(Work to be completed):
Copy out all the lines where "Трепенок" shows up.

___ Provided material ___

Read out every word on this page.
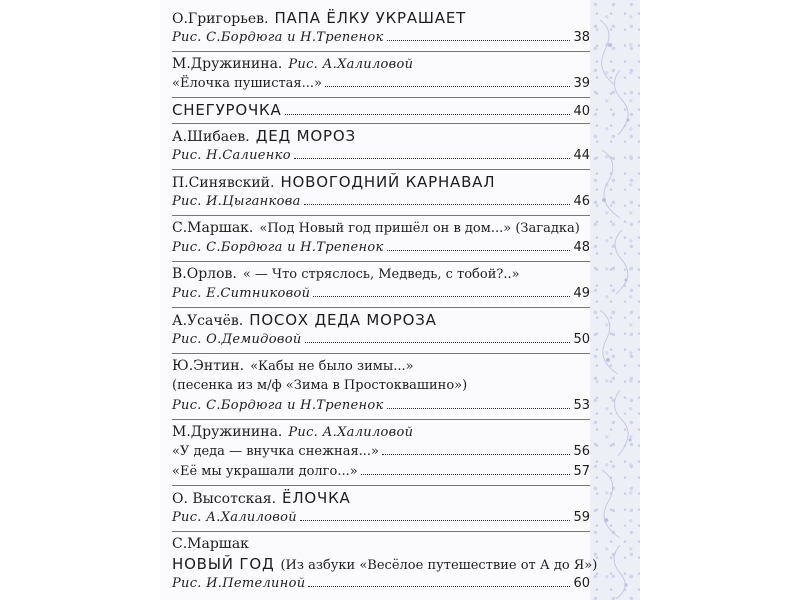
О.Григорьев. ПАПА ЁЛКУ УКРАШАЕТ
Рис. С.Бордюга и Н.Трепенок	38
М.Дружинина. Рис. А.Халиловой
«Ёлочка пушистая...»	39
СНЕГУРОЧКА	40
А.Шибаев. ДЕД МОРОЗ
Рис. Н.Салиенко	44
П.Синявский. НОВОГОДНИЙ КАРНАВАЛ
Рис. И.Цыганкова	46
С.Маршак. «Под Новый год пришёл он в дом...» (Загадка)
Рис. С.Бордюга и Н.Трепенок	48
В.Орлов. « — Что стряслось, Медведь, с тобой?..»
Рис. Е.Ситниковой	49
А.Усачёв. ПОСОХ ДЕДА МОРОЗА
Рис. О.Демидовой	50
Ю.Энтин. «Кабы не было зимы...»
(песенка из м/ф «Зима в Простоквашино»)
Рис. С.Бордюга и Н.Трепенок	53
М.Дружинина. Рис. А.Халиловой
«У деда — внучка снежная...»	56
«Её мы украшали долго...»	57
О. Высотская. ЁЛОЧКА
Рис. А.Халиловой	59
С.Маршак
НОВЫЙ ГОД (Из азбуки «Весёлое путешествие от А до Я»)
Рис. И.Петелиной	60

___

(Written answer):
Рис. С.Бордюга и Н.Трепенок	38
Рис. С.Бордюга и Н.Трепенок	48
Рис. С.Бордюга и Н.Трепенок	53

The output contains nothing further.